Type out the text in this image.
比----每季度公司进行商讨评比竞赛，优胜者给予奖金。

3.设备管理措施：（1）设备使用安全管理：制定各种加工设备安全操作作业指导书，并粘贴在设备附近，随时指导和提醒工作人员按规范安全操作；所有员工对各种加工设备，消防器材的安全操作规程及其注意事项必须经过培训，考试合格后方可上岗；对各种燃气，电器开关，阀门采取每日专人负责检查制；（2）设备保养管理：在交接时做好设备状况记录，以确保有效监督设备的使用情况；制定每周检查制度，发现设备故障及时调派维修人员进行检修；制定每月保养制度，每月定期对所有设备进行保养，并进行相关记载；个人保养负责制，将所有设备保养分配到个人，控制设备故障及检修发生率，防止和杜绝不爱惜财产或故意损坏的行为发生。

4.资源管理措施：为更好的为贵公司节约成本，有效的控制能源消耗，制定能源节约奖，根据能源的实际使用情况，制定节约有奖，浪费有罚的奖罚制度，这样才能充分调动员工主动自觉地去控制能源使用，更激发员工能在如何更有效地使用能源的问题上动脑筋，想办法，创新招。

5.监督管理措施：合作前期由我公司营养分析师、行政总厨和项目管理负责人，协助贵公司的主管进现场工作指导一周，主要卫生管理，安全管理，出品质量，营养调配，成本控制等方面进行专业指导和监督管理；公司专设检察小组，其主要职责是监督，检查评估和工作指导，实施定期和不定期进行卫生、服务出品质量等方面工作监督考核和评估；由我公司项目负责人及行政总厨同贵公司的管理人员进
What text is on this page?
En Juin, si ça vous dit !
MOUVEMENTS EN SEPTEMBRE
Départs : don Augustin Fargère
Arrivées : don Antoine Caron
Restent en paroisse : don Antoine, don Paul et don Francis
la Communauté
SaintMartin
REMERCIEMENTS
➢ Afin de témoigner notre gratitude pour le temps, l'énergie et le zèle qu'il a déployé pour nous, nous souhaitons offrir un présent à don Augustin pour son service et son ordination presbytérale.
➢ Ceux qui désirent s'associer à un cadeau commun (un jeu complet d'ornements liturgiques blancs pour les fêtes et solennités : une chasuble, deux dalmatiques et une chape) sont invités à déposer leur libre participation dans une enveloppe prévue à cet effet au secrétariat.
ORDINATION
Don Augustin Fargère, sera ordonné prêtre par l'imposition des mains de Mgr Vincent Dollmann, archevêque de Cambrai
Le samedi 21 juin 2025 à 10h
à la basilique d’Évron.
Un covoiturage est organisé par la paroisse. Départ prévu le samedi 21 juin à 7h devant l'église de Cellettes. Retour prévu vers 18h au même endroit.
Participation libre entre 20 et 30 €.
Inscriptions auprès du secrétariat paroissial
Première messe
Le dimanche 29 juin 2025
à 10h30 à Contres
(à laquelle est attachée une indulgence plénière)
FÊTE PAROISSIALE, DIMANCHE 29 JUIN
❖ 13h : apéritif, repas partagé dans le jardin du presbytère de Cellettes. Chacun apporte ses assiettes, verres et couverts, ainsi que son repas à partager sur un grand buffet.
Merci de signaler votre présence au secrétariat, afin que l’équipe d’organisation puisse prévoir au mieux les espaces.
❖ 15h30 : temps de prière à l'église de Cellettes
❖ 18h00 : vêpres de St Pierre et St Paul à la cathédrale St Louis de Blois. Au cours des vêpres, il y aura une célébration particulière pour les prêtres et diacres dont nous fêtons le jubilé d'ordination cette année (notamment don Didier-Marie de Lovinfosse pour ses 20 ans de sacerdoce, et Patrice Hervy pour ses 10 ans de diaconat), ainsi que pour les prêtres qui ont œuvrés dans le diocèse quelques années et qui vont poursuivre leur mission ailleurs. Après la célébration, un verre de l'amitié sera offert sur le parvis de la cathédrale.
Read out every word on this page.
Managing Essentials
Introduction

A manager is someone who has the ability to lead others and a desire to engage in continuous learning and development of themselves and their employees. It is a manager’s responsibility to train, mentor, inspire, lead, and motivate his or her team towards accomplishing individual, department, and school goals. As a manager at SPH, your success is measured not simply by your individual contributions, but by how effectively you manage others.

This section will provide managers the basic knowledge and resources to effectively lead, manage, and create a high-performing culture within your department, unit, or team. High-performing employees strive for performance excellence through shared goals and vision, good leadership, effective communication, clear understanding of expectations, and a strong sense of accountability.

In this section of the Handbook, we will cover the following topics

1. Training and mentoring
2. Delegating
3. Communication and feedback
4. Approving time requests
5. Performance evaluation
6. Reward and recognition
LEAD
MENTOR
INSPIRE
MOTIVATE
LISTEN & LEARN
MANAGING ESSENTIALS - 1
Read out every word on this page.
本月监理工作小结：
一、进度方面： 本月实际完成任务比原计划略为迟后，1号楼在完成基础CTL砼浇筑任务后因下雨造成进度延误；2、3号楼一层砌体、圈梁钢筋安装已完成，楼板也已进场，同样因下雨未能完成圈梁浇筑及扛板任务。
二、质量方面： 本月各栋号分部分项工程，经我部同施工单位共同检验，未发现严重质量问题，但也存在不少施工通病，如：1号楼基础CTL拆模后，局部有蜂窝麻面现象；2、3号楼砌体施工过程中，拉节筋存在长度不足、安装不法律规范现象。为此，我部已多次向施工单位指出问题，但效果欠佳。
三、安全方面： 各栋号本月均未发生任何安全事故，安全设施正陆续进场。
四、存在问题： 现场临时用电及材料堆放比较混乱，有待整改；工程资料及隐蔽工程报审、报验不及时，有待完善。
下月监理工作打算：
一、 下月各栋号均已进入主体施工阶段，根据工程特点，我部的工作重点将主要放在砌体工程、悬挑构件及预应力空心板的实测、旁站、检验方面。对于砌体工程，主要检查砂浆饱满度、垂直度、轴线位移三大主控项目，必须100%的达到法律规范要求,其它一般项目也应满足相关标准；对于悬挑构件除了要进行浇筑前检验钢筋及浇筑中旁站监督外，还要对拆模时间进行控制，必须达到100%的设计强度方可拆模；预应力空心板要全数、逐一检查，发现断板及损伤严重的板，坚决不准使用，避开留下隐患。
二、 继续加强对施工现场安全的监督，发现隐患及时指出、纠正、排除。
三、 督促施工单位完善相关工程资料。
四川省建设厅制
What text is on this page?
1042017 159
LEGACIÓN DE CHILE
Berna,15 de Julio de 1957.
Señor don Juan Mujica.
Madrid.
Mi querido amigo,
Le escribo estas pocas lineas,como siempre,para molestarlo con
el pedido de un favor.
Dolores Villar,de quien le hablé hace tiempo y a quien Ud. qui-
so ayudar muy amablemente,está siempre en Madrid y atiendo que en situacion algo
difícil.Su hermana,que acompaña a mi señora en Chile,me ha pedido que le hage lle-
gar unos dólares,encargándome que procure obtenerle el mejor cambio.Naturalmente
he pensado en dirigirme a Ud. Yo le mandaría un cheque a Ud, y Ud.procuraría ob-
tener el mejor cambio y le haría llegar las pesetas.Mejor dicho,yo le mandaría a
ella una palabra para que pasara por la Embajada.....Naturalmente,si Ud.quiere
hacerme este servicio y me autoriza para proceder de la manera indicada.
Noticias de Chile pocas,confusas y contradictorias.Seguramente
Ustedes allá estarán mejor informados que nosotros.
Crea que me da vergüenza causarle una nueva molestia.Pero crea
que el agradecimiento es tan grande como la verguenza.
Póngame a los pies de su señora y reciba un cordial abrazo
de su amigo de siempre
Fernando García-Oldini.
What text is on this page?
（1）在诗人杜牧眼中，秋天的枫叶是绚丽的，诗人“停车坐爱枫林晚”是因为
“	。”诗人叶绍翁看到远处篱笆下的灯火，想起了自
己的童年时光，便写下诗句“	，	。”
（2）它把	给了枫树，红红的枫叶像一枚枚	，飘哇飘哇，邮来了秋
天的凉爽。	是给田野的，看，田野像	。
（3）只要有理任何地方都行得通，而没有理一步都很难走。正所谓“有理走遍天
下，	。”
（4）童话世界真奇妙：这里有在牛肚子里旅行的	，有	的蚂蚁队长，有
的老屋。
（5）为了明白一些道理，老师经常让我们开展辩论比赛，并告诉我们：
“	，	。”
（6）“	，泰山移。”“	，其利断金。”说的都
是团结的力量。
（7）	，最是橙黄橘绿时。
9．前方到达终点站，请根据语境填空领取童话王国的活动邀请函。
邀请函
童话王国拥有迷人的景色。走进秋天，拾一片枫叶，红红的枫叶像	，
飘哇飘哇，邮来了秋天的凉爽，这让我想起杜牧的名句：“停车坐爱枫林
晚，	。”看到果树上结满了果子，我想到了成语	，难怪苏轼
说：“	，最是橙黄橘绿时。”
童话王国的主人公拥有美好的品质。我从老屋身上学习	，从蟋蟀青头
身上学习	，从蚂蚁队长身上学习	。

□ □ □ □

EXERCISE BRIEF :: In the lines above, find each one with "Cellettes" and list it.

SOLUTION TO THE EXERCISE ::
Un covoiturage est organisé par la paroisse. Départ prévu le samedi 21 juin à 7h devant l'église de Cellettes. Retour prévu vers 18h au même endroit.
❖ 13h : apéritif, repas partagé dans le jardin du presbytère de Cellettes. Chacun apporte ses assiettes, verres et couverts, ainsi que son repas à partager sur un grand buffet.
❖ 15h30 : temps de prière à l'église de Cellettes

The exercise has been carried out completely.